Write out each line exactly as given. Leave the pictures out of your copy.

- Extracted records
>>>
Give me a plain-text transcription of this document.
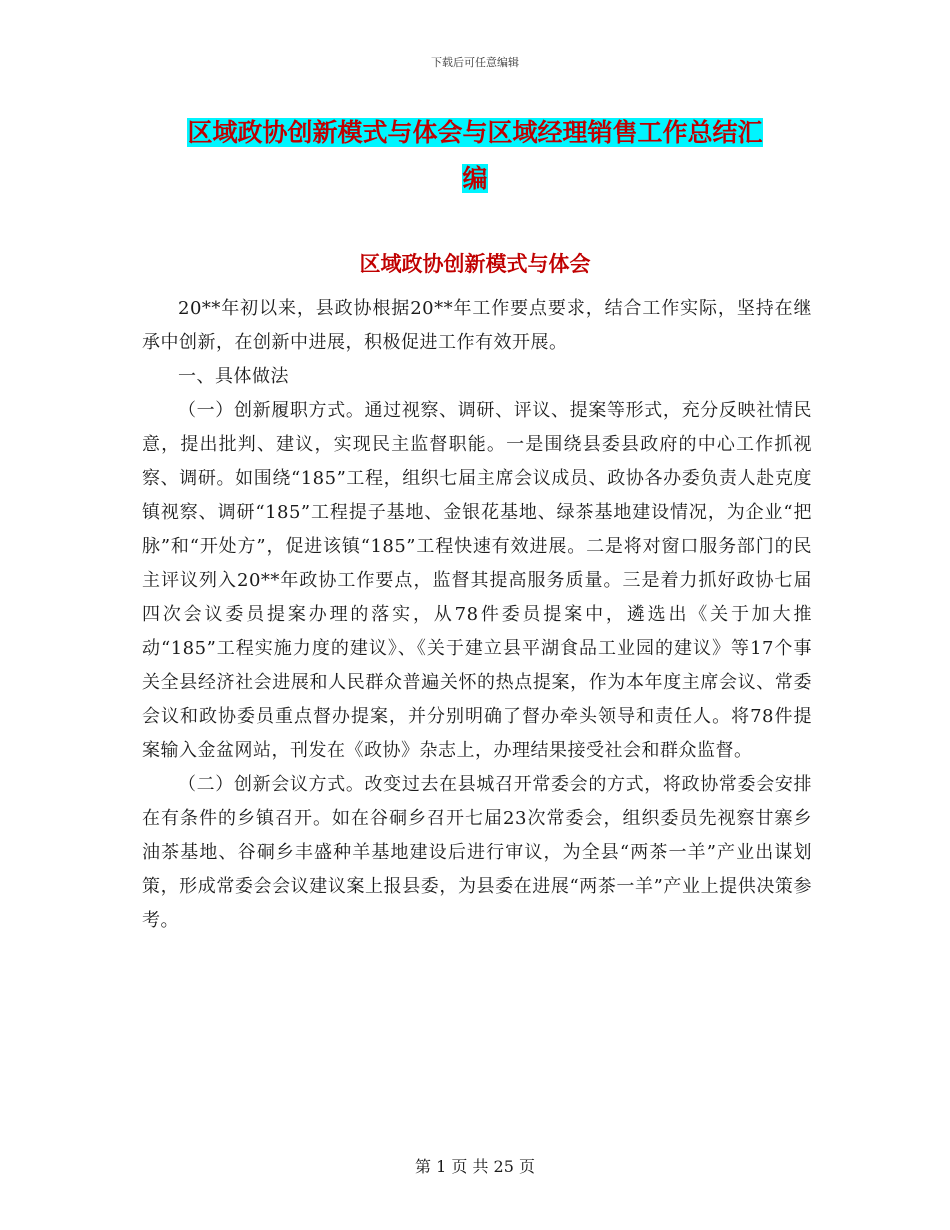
下载后可任意编辑
区域政协创新模式与体会与区域经理销售工作总结汇
编
区域政协创新模式与体会

20**年初以来，县政协根据20**年工作要点要求，结合工作实际，坚持在继承中创新，在创新中进展，积极促进工作有效开展。

一、具体做法

（一）创新履职方式。通过视察、调研、评议、提案等形式，充分反映社情民意，提出批判、建议，实现民主监督职能。一是围绕县委县政府的中心工作抓视察、调研。如围绕“185”工程，组织七届主席会议成员、政协各办委负责人赴克度镇视察、调研“185”工程提子基地、金银花基地、绿茶基地建设情况，为企业“把脉”和“开处方”，促进该镇“185”工程快速有效进展。二是将对窗口服务部门的民主评议列入20**年政协工作要点，监督其提高服务质量。三是着力抓好政协七届四次会议委员提案办理的落实，从78件委员提案中，遴选出《关于加大推动“185”工程实施力度的建议》、《关于建立县平湖食品工业园的建议》等17个事关全县经济社会进展和人民群众普遍关怀的热点提案，作为本年度主席会议、常委会议和政协委员重点督办提案，并分别明确了督办牵头领导和责任人。将78件提案输入金盆网站，刊发在《政协》杂志上，办理结果接受社会和群众监督。

（二）创新会议方式。改变过去在县城召开常委会的方式，将政协常委会安排在有条件的乡镇召开。如在谷硐乡召开七届23次常委会，组织委员先视察甘寨乡油茶基地、谷硐乡丰盛种羊基地建设后进行审议，为全县“两茶一羊”产业出谋划策，形成常委会会议建议案上报县委，为县委在进展“两茶一羊”产业上提供决策参考。

第 1 页 共 25 页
<<<
- The output
Give me a plain-text transcription of this document.
下载后可任意编辑
区域政协创新模式与体会与区域经理销售工作总结汇
编
区域政协创新模式与体会

20**年初以来，县政协根据20**年工作要点要求，结合工作实际，坚持在继承中创新，在创新中进展，积极促进工作有效开展。

一、具体做法

（一）创新履职方式。通过视察、调研、评议、提案等形式，充分反映社情民意，提出批判、建议，实现民主监督职能。一是围绕县委县政府的中心工作抓视察、调研。如围绕“185”工程，组织七届主席会议成员、政协各办委负责人赴克度镇视察、调研“185”工程提子基地、金银花基地、绿茶基地建设情况，为企业“把脉”和“开处方”，促进该镇“185”工程快速有效进展。二是将对窗口服务部门的民主评议列入20**年政协工作要点，监督其提高服务质量。三是着力抓好政协七届四次会议委员提案办理的落实，从78件委员提案中，遴选出《关于加大推动“185”工程实施力度的建议》、《关于建立县平湖食品工业园的建议》等17个事关全县经济社会进展和人民群众普遍关怀的热点提案，作为本年度主席会议、常委会议和政协委员重点督办提案，并分别明确了督办牵头领导和责任人。将78件提案输入金盆网站，刊发在《政协》杂志上，办理结果接受社会和群众监督。

（二）创新会议方式。改变过去在县城召开常委会的方式，将政协常委会安排在有条件的乡镇召开。如在谷硐乡召开七届23次常委会，组织委员先视察甘寨乡油茶基地、谷硐乡丰盛种羊基地建设后进行审议，为全县“两茶一羊”产业出谋划策，形成常委会会议建议案上报县委，为县委在进展“两茶一羊”产业上提供决策参考。

第 1 页 共 25 页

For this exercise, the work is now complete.